Structured figure records
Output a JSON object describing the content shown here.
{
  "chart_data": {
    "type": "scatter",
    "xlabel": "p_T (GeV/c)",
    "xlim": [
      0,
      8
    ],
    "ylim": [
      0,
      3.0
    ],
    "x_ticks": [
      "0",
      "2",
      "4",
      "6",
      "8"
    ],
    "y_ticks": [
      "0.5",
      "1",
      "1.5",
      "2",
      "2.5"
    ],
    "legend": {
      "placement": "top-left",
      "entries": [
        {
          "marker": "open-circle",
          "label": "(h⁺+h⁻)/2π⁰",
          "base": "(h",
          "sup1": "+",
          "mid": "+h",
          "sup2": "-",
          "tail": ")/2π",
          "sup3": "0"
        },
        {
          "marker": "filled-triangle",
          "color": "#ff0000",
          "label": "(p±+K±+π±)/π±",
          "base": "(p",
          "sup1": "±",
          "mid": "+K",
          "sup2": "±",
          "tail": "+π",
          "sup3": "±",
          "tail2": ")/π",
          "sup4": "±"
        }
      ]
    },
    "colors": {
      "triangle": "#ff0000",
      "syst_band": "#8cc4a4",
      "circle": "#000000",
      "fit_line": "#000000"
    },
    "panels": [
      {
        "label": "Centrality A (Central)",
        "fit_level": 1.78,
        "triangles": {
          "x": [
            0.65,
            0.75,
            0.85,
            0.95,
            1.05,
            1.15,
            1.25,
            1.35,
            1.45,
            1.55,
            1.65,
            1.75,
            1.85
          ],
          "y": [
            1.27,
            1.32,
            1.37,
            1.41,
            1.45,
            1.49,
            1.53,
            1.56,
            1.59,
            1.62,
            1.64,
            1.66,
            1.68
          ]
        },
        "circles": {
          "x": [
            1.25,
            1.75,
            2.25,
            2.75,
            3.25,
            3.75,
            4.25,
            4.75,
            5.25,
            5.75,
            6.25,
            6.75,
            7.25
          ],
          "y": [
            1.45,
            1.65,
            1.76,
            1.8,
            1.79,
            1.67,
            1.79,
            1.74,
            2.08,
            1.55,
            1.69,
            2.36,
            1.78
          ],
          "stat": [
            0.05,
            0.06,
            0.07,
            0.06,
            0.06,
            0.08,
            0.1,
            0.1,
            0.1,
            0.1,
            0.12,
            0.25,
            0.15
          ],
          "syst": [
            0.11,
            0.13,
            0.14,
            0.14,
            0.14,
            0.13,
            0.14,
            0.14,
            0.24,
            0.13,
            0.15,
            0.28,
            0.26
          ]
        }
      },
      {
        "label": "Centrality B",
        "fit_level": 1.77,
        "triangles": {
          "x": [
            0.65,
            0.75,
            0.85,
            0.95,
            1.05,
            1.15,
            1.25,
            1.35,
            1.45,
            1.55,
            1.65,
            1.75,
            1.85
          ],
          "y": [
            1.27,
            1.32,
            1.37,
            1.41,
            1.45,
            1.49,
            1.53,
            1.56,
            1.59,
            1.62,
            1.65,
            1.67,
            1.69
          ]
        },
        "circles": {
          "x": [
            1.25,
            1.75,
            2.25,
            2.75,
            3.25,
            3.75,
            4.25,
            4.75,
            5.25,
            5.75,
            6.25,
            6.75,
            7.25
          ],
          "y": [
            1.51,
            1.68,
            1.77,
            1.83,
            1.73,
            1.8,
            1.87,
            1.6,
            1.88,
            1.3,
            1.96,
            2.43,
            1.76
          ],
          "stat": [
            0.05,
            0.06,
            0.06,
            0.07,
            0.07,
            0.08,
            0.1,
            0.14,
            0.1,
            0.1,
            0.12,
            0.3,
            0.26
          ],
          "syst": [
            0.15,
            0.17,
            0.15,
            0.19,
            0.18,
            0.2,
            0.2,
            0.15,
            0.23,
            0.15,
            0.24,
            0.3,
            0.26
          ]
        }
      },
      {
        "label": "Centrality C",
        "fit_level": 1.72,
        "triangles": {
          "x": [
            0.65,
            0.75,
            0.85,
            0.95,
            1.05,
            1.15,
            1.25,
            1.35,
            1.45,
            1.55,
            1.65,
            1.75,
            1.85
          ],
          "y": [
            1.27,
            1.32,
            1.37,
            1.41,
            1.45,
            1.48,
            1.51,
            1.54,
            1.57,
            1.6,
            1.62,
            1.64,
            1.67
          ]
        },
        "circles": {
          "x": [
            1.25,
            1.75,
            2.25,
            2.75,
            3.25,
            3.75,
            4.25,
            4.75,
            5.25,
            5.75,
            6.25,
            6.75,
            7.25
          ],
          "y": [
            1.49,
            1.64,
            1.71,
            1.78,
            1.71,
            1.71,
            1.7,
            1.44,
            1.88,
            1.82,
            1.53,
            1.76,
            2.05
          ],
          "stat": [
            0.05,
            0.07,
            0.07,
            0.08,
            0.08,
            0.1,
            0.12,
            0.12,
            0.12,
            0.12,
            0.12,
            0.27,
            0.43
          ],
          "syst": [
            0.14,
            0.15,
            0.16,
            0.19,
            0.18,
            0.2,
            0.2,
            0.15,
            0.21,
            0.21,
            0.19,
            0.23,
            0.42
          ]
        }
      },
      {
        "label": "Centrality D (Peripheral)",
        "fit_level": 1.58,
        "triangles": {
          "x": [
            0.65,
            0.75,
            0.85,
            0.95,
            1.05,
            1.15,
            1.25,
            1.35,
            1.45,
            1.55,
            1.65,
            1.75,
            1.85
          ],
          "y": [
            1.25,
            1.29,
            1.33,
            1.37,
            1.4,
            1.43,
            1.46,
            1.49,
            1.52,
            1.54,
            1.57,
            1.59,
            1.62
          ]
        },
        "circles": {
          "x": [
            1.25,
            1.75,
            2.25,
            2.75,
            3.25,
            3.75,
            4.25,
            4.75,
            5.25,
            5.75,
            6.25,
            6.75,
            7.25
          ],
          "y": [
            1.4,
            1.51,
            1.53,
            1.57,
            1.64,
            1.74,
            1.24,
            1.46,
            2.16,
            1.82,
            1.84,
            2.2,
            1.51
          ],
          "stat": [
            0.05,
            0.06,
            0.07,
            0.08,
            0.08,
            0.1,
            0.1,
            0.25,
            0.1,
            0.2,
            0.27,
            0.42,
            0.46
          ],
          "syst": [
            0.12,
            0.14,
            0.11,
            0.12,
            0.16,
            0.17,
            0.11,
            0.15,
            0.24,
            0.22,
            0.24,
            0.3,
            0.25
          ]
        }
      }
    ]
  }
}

» Exercise instructions
Look over the listing. Pull out every line with the string "Centrality" in it.

» Full output
        "label": "Centrality A (Central)",
        "label": "Centrality B",
        "label": "Centrality C",
        "label": "Centrality D (Peripheral)",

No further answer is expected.